** Instructions to follow **
Locate every line in the material below that has the word "Professional". Copy each of those lines.

** Raw records **
----------------

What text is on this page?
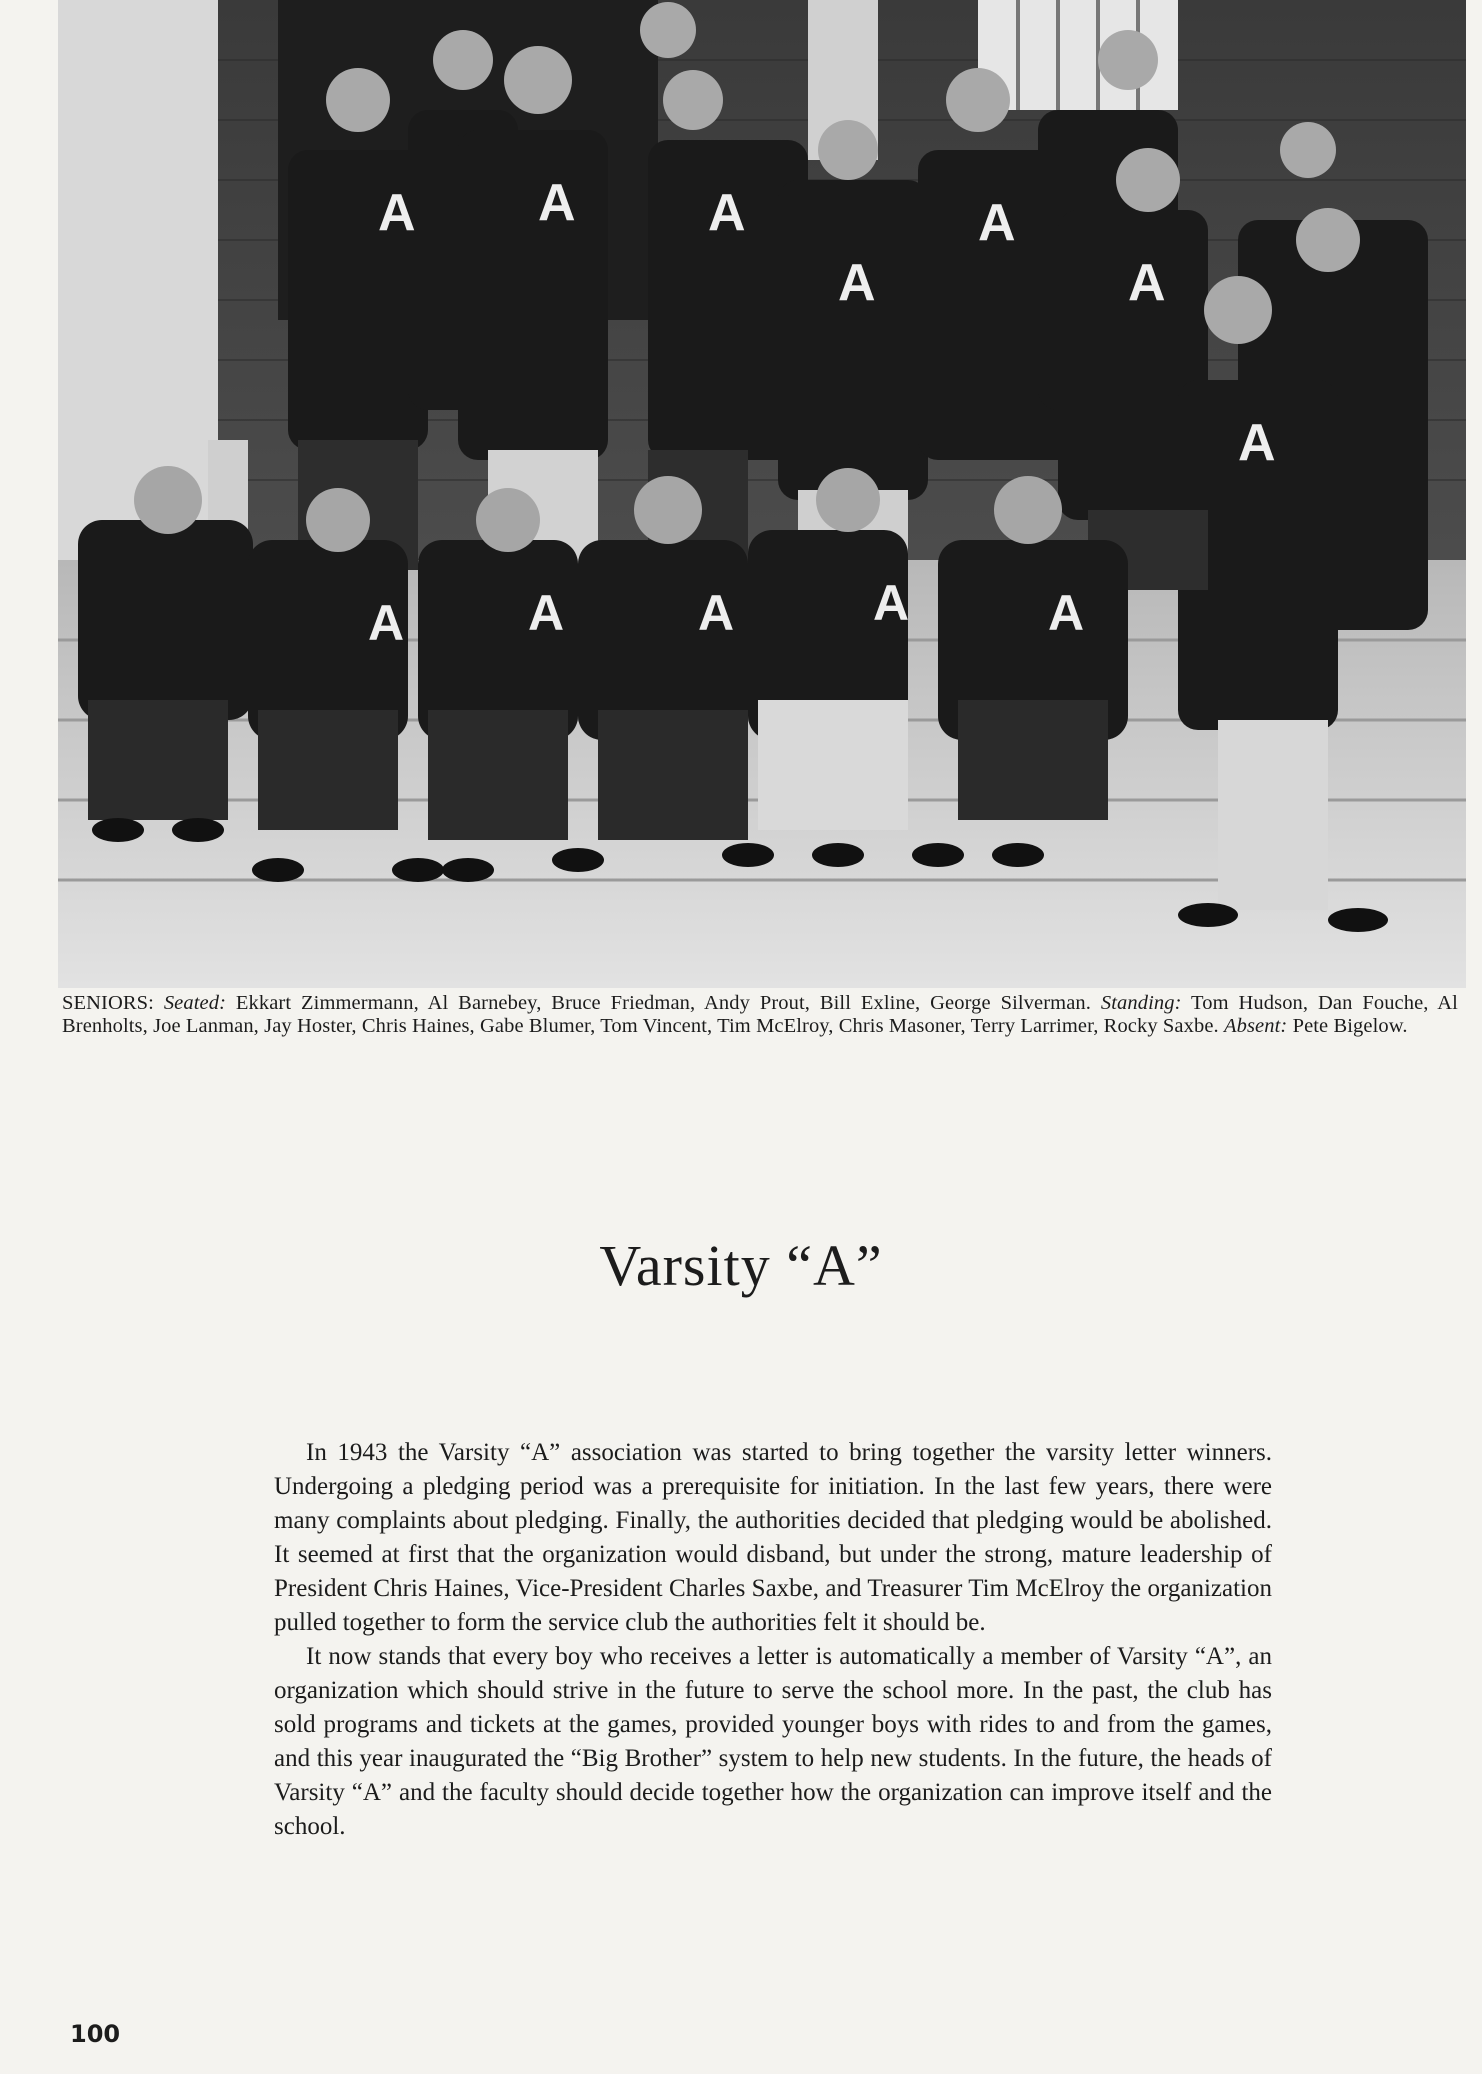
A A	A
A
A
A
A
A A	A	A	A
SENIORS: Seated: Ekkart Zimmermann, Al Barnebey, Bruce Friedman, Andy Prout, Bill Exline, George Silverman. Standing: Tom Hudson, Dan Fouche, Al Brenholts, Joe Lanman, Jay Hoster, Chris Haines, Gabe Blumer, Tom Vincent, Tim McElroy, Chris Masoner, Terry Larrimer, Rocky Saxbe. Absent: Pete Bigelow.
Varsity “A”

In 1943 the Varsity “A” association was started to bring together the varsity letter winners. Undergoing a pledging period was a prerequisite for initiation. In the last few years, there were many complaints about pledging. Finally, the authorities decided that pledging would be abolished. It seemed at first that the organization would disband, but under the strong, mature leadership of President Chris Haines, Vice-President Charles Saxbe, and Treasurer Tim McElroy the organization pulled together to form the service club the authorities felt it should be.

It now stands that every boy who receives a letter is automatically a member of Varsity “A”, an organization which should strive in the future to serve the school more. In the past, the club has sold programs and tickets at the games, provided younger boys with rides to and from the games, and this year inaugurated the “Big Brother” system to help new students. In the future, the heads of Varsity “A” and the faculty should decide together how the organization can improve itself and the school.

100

----------------

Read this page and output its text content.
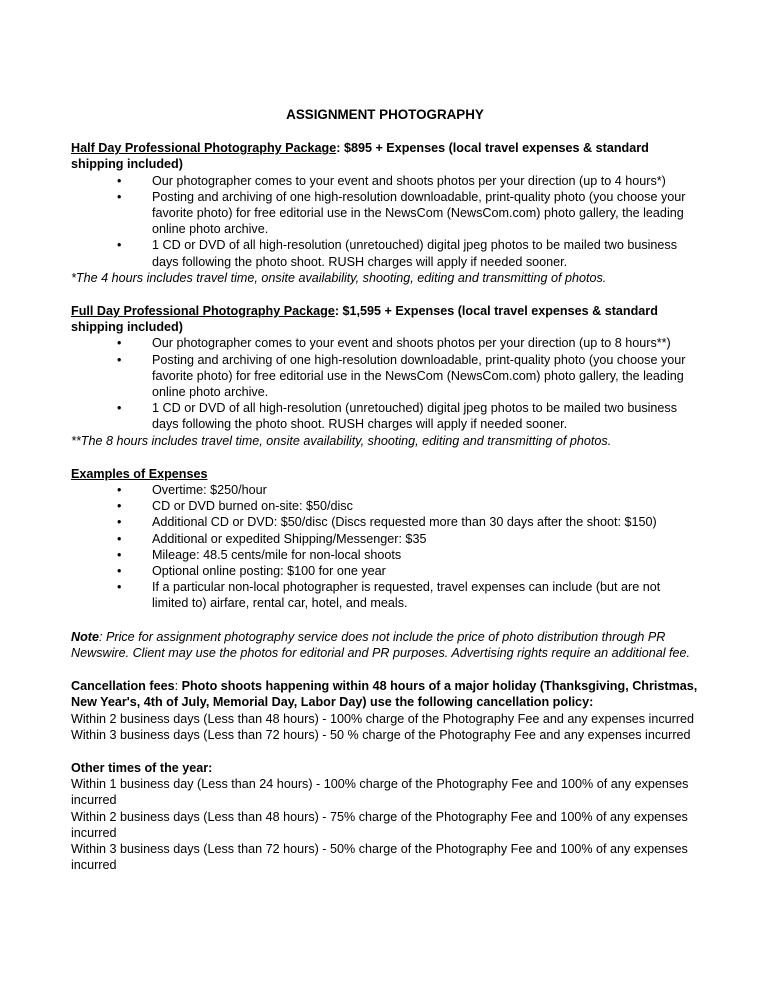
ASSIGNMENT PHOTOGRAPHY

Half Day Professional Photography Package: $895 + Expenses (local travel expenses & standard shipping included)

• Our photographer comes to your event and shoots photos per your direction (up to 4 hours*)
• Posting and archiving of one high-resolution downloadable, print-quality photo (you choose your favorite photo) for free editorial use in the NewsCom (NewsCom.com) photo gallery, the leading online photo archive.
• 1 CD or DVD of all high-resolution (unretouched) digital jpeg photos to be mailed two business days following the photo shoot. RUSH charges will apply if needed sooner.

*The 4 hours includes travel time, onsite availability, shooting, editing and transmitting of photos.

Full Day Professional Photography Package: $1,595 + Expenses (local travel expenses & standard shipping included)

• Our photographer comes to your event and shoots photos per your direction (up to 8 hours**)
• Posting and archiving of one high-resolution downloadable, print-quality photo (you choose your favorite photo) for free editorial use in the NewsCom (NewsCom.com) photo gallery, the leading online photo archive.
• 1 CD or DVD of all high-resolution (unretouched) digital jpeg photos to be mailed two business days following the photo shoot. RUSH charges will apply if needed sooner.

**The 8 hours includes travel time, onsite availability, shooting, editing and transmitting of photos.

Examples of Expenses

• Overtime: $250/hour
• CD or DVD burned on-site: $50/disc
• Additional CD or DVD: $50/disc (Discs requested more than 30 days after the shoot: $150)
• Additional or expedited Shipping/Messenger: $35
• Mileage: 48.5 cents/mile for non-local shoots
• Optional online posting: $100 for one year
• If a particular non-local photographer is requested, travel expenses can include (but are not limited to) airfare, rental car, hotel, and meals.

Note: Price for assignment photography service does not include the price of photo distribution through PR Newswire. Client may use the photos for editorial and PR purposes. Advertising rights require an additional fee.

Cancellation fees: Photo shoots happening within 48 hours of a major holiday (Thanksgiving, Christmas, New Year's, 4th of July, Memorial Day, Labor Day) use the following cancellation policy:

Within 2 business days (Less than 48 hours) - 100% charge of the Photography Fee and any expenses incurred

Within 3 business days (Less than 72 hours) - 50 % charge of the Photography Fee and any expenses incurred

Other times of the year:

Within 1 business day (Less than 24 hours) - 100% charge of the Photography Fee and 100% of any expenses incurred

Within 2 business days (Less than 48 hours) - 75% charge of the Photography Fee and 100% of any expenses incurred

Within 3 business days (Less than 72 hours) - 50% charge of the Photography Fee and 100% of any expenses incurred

----------------

** Written solution **
Half Day Professional Photography Package: $895 + Expenses (local travel expenses & standard shipping included)
Full Day Professional Photography Package: $1,595 + Expenses (local travel expenses & standard shipping included)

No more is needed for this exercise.